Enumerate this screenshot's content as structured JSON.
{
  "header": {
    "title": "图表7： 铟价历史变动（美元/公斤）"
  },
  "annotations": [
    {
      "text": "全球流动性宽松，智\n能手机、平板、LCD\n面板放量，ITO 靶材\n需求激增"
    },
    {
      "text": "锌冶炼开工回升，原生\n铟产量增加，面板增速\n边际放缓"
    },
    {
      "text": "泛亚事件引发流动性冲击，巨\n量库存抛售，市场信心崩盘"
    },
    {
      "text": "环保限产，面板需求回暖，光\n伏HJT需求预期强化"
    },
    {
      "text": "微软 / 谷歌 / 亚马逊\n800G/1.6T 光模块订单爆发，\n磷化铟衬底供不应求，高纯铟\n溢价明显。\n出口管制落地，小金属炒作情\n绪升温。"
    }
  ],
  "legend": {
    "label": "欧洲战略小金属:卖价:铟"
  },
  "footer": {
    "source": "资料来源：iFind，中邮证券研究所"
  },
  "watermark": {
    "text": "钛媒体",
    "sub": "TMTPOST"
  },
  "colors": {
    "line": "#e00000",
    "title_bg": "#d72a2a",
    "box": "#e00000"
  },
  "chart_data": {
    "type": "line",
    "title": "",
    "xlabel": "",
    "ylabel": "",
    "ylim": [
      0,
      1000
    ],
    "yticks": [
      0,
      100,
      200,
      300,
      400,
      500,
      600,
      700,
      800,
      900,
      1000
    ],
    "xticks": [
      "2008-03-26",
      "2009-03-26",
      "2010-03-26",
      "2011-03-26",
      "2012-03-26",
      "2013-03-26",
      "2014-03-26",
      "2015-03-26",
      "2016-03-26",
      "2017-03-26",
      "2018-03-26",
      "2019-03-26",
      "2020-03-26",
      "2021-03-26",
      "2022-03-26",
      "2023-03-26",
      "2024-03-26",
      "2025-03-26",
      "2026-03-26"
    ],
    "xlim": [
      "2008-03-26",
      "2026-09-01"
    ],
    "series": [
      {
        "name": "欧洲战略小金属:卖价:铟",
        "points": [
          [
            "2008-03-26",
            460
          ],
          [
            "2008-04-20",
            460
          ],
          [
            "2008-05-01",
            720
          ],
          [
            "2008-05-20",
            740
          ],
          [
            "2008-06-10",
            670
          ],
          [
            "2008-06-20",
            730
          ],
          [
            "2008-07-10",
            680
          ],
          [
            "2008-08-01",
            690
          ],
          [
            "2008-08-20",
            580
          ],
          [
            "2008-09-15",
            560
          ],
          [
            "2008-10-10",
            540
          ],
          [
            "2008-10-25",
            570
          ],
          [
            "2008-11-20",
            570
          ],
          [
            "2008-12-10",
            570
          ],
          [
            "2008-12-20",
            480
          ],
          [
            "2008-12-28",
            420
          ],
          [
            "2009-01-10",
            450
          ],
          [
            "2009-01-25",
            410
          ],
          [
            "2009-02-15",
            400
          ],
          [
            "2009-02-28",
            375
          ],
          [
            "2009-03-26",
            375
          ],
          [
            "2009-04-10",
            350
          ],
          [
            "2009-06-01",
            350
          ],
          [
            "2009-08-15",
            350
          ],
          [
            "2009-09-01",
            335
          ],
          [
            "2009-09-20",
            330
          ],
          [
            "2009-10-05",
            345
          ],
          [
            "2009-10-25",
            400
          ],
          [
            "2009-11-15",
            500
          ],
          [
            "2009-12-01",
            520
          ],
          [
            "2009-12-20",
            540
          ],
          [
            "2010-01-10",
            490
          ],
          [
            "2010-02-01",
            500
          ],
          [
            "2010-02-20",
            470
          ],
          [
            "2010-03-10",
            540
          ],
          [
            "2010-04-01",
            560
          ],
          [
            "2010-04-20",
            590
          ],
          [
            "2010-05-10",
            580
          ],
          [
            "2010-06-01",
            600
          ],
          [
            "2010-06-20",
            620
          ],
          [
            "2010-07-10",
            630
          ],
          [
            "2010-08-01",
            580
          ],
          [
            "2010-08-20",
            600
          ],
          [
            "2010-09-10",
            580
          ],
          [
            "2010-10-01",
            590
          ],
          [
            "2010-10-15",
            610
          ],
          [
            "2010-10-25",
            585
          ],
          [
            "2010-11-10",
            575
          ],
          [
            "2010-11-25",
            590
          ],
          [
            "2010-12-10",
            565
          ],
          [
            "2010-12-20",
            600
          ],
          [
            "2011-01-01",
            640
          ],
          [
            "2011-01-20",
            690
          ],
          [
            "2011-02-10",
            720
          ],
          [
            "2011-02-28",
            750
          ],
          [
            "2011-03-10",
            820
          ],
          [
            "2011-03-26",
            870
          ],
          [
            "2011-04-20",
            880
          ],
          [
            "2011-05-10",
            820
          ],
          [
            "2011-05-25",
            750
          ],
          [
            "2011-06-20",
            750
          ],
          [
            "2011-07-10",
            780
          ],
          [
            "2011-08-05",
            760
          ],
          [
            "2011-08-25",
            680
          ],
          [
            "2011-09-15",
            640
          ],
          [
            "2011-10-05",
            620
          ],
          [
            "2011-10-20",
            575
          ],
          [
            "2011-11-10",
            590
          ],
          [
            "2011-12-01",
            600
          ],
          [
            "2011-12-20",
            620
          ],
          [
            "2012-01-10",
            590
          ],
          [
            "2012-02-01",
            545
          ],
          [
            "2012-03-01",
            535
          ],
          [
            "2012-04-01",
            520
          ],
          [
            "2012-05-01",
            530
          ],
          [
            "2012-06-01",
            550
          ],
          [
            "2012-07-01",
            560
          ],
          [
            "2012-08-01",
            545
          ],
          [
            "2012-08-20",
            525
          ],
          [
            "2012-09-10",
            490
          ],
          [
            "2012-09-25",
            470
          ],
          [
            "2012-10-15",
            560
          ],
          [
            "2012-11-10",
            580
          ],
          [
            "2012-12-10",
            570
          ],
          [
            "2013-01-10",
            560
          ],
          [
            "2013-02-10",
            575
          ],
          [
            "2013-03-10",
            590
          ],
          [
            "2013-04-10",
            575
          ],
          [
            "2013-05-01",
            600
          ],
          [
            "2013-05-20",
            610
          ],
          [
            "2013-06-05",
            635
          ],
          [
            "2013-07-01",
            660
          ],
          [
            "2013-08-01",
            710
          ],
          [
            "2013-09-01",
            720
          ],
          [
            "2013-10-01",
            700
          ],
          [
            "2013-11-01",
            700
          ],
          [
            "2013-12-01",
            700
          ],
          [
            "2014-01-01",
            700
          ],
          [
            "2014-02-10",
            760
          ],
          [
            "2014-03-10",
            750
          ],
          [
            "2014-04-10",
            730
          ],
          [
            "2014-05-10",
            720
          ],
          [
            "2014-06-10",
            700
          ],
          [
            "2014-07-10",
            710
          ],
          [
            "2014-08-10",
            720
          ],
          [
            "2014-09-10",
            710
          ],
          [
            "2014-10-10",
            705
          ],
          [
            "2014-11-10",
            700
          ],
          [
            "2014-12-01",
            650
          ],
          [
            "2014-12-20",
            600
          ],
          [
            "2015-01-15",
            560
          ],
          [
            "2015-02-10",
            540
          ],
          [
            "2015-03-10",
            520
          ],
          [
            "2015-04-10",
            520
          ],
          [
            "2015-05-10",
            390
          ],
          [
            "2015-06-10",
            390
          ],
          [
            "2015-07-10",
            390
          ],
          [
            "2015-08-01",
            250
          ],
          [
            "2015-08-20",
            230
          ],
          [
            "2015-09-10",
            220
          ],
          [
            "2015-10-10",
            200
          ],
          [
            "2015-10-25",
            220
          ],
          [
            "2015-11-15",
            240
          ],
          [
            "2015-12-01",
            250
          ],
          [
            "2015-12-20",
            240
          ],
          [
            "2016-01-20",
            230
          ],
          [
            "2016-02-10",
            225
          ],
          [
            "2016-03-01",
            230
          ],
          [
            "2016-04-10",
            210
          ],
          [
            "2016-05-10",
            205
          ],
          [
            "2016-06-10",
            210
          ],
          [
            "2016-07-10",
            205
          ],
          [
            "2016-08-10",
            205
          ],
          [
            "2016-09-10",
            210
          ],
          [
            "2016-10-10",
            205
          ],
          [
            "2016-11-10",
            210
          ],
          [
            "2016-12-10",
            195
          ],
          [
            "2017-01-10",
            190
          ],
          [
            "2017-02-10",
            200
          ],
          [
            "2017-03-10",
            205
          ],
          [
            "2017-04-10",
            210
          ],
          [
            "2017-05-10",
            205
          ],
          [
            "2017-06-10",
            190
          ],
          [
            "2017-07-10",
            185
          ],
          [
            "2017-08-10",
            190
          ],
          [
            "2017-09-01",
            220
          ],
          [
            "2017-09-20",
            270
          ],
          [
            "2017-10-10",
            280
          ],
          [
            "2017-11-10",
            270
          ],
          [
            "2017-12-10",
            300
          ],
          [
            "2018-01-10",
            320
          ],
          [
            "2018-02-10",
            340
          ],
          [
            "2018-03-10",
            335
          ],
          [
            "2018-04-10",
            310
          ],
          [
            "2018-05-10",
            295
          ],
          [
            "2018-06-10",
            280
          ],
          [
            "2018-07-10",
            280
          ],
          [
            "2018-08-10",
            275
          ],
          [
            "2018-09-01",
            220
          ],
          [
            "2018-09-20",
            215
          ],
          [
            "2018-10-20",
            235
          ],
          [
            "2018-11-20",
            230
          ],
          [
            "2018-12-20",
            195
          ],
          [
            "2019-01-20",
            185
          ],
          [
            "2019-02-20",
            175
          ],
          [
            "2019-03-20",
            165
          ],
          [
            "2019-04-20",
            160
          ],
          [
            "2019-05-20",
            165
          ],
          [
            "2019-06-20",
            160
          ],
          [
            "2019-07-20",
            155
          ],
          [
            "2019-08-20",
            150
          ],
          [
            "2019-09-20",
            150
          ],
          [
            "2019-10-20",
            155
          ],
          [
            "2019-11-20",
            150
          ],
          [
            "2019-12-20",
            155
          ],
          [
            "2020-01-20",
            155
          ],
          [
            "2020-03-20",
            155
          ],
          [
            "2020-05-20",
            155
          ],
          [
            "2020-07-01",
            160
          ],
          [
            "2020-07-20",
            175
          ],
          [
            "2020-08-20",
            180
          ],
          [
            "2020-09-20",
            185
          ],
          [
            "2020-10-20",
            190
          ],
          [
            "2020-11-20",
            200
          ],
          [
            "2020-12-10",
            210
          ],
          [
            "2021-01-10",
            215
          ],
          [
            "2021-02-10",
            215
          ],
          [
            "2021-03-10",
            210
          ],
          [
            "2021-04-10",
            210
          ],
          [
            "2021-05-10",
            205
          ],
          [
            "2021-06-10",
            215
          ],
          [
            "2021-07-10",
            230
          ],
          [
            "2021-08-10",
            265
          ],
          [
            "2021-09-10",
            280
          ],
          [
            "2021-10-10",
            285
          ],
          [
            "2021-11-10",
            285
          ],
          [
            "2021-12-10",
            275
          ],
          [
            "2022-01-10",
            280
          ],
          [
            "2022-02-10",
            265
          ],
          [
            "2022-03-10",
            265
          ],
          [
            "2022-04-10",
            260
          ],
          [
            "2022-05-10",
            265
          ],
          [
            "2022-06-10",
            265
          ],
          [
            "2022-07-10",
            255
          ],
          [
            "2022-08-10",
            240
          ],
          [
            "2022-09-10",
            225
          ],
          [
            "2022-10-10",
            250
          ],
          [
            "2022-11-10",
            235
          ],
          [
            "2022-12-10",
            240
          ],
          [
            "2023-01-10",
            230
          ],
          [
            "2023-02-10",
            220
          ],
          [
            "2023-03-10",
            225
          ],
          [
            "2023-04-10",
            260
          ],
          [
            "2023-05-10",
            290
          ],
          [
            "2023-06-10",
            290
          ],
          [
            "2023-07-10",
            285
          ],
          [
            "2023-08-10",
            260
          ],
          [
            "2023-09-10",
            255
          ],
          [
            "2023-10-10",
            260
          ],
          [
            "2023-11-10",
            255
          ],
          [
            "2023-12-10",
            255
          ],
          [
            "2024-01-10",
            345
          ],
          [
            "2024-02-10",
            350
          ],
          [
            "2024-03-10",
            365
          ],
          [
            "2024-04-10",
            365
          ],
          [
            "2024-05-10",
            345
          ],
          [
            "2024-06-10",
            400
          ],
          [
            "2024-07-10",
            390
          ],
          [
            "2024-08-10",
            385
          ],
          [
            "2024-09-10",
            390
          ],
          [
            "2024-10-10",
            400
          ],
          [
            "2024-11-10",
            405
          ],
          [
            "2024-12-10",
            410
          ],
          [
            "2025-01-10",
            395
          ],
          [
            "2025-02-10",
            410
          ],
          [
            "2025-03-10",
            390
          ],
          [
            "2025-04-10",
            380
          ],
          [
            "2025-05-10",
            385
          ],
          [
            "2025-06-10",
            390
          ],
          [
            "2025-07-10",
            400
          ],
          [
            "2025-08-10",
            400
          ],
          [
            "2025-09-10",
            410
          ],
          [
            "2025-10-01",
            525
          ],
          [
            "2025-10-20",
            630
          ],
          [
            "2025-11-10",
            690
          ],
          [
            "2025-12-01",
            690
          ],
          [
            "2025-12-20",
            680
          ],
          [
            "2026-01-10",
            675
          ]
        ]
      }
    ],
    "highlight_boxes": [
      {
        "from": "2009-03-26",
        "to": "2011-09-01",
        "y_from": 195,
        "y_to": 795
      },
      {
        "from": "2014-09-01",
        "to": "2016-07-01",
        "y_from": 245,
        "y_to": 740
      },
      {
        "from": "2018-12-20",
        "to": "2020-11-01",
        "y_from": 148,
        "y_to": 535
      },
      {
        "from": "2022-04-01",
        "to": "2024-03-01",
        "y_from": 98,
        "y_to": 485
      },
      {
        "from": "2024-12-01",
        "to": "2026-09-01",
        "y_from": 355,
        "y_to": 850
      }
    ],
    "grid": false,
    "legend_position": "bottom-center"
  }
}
====================
**Task brief**
List each line holding the string "text".

**Reply to the task**
      "text": "全球流动性宽松，智\n能手机、平板、LCD\n面板放量，ITO 靶材\n需求激增"
      "text": "锌冶炼开工回升，原生\n铟产量增加，面板增速\n边际放缓"
      "text": "泛亚事件引发流动性冲击，巨\n量库存抛售，市场信心崩盘"
      "text": "环保限产，面板需求回暖，光\n伏HJT需求预期强化"
      "text": "微软 / 谷歌 / 亚马逊\n800G/1.6T 光模块订单爆发，\n磷化铟衬底供不应求，高纯铟\n溢价明显。\n出口管制落地，小金属炒作情\n绪升温。"
    "text": "钛媒体",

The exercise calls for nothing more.